> **Written problem**
Copy every line that holds "name".

> **Data section**
** begin **
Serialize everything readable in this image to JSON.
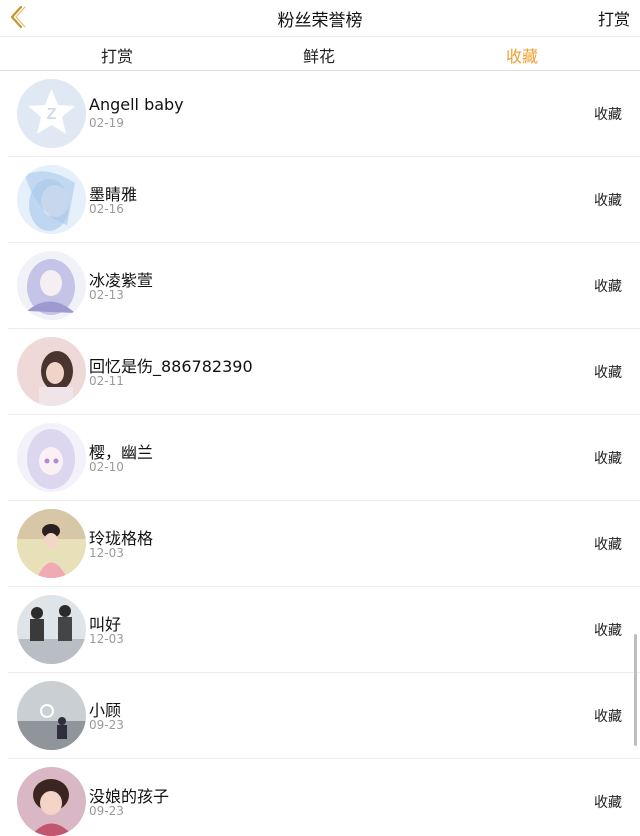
{
  "nav": {
    "title": "粉丝荣誉榜",
    "right_label": "打赏",
    "back_icon": "chevron-left-icon",
    "back_color": "#c8962a"
  },
  "tabs": [
    {
      "label": "打赏",
      "active": false
    },
    {
      "label": "鲜花",
      "active": false
    },
    {
      "label": "收藏",
      "active": true
    }
  ],
  "accent_color": "#f0a030",
  "list": [
    {
      "name": "Angell baby",
      "date": "02-19",
      "action": "收藏",
      "avatar": "default-avatar-icon"
    },
    {
      "name": "墨睛雅",
      "date": "02-16",
      "action": "收藏",
      "avatar": "anime-avatar"
    },
    {
      "name": "冰凌紫萱",
      "date": "02-13",
      "action": "收藏",
      "avatar": "anime-avatar"
    },
    {
      "name": "回忆是伤_886782390",
      "date": "02-11",
      "action": "收藏",
      "avatar": "photo-avatar"
    },
    {
      "name": "樱，幽兰",
      "date": "02-10",
      "action": "收藏",
      "avatar": "anime-avatar"
    },
    {
      "name": "玲珑格格",
      "date": "12-03",
      "action": "收藏",
      "avatar": "photo-avatar"
    },
    {
      "name": "叫好",
      "date": "12-03",
      "action": "收藏",
      "avatar": "photo-avatar"
    },
    {
      "name": "小顾",
      "date": "09-23",
      "action": "收藏",
      "avatar": "photo-avatar"
    },
    {
      "name": "没娘的孩子",
      "date": "09-23",
      "action": "收藏",
      "avatar": "photo-avatar"
    }
  ]
}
** end **
> **In response**
      "name": "Angell baby",
      "name": "墨睛雅",
      "name": "冰凌紫萱",
      "name": "回忆是伤_886782390",
      "name": "樱，幽兰",
      "name": "玲珑格格",
      "name": "叫好",
      "name": "小顾",
      "name": "没娘的孩子",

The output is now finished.